_Short problem_
Filter the data for lines with the word "object", then copy every line so identified.

(Stored data)

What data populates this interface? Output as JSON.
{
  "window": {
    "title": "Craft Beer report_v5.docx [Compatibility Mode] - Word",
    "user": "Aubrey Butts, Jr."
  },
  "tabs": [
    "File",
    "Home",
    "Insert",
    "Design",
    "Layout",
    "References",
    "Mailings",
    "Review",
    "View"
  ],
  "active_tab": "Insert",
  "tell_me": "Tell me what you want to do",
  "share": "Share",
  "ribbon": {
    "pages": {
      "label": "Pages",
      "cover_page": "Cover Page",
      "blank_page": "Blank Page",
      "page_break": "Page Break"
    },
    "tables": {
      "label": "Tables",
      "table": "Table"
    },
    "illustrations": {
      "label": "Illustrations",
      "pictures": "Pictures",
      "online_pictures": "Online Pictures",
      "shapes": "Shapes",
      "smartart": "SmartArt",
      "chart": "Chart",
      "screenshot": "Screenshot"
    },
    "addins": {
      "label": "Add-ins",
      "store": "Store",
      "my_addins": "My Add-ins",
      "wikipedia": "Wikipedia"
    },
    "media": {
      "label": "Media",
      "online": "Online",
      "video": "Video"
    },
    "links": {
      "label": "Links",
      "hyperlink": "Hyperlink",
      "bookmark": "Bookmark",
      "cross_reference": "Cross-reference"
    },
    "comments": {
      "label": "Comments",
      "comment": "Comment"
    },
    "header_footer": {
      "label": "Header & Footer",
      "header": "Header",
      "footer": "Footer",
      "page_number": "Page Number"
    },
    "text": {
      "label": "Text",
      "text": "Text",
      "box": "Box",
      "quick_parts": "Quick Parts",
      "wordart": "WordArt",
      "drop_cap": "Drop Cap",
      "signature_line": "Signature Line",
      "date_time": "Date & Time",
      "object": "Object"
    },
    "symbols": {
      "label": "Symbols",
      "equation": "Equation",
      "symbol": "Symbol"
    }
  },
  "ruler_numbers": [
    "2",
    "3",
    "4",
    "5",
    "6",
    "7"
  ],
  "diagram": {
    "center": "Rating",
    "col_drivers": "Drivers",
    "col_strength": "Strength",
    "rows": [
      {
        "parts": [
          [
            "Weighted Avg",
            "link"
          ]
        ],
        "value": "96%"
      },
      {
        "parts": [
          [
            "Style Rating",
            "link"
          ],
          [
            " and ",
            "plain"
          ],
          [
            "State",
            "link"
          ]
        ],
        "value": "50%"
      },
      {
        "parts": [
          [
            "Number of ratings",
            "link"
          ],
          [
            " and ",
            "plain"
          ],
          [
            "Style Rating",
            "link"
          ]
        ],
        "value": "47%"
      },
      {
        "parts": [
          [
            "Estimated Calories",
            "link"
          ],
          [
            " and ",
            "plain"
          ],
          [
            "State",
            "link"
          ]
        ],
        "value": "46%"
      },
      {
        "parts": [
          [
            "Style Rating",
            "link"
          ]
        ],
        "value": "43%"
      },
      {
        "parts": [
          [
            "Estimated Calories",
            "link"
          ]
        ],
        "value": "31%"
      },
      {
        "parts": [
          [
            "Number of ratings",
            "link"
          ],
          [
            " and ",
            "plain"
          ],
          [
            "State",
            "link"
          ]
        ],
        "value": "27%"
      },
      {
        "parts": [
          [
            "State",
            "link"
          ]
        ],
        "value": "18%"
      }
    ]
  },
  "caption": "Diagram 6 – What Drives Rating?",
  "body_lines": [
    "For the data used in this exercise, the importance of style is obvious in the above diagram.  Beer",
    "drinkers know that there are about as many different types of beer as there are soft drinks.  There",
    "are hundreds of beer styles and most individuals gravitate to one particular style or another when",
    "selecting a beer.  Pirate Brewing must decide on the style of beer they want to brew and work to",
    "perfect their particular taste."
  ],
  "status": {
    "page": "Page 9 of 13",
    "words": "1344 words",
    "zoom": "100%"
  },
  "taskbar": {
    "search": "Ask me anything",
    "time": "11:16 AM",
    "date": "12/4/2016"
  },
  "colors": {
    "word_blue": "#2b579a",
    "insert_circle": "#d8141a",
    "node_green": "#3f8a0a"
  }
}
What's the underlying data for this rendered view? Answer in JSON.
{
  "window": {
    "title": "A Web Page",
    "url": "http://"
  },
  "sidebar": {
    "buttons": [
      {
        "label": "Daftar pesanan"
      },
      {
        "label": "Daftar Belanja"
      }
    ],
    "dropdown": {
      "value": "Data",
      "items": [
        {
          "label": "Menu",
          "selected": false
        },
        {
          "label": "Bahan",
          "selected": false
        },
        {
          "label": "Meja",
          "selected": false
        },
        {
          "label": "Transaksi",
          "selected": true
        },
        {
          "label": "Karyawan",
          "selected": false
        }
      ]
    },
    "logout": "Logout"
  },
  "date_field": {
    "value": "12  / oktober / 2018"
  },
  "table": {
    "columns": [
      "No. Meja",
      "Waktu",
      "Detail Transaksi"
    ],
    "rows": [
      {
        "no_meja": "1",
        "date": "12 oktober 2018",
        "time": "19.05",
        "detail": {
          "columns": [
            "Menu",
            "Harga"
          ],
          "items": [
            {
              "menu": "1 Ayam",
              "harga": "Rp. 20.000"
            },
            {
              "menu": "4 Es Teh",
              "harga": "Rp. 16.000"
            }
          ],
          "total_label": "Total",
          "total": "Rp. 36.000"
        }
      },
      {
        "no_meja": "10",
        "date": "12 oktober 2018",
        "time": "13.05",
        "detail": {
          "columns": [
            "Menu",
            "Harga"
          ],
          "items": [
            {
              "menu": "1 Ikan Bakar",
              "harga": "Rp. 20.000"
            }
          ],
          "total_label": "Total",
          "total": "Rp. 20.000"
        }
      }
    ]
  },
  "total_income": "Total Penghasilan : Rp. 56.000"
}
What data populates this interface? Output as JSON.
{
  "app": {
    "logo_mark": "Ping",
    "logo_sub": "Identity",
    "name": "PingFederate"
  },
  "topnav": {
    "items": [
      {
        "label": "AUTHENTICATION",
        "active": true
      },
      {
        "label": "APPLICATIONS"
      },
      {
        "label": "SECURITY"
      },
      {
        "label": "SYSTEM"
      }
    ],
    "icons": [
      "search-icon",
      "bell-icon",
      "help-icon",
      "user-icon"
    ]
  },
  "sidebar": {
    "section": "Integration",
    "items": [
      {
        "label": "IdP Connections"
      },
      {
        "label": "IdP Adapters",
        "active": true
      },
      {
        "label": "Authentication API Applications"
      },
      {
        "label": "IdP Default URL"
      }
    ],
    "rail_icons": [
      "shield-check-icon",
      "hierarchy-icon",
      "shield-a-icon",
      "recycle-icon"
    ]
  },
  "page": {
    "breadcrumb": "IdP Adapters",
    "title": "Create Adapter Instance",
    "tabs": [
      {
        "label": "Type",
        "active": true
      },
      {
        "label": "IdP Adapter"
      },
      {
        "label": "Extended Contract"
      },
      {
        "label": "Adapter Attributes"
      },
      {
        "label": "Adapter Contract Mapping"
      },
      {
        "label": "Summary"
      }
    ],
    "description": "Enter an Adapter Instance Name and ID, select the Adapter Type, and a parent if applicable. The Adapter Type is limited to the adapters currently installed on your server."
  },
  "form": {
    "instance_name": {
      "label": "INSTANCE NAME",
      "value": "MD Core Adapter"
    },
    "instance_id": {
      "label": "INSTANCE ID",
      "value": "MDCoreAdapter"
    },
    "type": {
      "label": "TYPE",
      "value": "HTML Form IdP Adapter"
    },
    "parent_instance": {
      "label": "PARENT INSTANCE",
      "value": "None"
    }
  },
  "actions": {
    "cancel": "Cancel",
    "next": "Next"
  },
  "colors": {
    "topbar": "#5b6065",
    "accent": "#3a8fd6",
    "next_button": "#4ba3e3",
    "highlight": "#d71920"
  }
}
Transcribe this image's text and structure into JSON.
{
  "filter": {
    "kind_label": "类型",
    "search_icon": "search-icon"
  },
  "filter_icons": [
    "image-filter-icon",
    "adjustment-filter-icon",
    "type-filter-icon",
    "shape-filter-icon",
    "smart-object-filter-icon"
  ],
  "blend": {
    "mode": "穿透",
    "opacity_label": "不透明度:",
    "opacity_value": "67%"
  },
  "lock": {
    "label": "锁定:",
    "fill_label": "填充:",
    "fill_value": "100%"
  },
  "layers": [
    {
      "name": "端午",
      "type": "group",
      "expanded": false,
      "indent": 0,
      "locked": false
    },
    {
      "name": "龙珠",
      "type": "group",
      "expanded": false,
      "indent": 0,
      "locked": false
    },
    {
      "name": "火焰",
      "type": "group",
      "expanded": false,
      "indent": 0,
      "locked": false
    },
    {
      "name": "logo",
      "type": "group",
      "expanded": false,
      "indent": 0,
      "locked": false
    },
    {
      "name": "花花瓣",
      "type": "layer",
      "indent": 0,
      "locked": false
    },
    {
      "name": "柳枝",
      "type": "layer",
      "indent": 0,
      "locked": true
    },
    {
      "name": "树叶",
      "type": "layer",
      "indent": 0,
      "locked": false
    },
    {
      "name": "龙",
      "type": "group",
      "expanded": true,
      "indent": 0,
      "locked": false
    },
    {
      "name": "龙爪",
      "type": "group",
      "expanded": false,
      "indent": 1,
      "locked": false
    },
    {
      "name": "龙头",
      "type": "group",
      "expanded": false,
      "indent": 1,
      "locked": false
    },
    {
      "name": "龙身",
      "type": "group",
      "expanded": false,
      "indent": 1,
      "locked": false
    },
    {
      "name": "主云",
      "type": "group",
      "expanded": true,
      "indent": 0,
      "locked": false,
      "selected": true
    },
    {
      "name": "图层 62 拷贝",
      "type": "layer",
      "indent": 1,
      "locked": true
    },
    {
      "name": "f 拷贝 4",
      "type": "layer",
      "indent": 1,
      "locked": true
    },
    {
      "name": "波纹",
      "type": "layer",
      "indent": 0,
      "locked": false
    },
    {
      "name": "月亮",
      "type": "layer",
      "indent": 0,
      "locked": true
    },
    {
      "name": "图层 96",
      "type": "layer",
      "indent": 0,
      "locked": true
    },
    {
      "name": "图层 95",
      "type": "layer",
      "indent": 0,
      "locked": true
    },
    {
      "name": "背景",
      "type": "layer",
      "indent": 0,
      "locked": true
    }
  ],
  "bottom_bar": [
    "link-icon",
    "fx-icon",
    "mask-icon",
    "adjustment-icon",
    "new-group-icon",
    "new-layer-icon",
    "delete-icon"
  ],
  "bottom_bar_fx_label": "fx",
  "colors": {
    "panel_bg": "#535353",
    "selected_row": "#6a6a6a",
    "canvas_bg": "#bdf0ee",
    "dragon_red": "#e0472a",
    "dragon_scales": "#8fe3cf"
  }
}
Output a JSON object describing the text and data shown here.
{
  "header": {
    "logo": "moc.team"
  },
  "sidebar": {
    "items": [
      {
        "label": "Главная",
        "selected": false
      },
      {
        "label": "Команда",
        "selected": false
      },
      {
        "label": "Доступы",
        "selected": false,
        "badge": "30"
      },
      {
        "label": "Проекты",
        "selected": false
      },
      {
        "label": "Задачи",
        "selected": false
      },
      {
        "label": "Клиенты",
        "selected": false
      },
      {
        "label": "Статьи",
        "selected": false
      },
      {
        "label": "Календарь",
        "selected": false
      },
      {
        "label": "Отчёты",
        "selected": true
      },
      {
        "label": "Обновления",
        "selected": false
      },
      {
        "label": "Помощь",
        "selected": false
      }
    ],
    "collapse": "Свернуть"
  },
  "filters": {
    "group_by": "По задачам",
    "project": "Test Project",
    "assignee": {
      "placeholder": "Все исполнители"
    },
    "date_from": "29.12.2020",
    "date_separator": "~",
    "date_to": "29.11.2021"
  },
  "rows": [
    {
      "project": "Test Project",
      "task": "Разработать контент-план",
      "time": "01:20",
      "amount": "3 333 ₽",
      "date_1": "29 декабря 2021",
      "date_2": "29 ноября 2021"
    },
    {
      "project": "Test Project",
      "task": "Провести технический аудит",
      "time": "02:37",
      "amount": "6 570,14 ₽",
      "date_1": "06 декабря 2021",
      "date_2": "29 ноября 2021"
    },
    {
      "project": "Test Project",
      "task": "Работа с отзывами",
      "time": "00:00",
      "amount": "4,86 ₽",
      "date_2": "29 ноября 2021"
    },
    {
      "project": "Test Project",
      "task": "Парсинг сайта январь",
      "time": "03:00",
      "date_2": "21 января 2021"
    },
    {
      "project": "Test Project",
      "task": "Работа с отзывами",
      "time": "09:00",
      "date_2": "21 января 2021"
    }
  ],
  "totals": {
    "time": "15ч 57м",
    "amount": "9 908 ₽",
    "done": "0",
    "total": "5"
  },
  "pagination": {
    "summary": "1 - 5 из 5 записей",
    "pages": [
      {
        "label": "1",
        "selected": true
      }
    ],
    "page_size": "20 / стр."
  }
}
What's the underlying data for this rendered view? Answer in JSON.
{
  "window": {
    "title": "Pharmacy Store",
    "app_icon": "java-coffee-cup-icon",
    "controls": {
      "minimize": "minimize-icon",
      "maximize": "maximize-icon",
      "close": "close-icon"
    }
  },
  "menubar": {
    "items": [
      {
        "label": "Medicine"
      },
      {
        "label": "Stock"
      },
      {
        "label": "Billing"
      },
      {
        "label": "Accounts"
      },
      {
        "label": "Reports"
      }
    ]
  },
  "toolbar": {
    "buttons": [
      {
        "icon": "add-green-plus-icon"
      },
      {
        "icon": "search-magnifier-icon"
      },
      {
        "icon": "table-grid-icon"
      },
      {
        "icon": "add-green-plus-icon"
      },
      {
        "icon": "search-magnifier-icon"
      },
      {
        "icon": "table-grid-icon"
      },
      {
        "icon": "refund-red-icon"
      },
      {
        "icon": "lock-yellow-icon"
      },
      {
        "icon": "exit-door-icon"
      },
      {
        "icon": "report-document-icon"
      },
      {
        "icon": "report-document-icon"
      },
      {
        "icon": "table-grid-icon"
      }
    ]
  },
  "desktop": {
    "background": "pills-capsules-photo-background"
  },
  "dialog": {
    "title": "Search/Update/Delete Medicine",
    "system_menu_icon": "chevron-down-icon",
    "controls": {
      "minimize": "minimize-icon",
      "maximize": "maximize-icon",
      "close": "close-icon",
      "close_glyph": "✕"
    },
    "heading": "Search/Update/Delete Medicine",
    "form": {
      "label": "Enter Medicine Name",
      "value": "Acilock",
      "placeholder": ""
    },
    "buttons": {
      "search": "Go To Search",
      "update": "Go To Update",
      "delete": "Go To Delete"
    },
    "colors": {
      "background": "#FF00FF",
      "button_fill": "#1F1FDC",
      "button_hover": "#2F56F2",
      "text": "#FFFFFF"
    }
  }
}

_Exercise response_
      "object": "Object"
    "smart-object-filter-icon"
Output a JSON object describing the text and data shown here.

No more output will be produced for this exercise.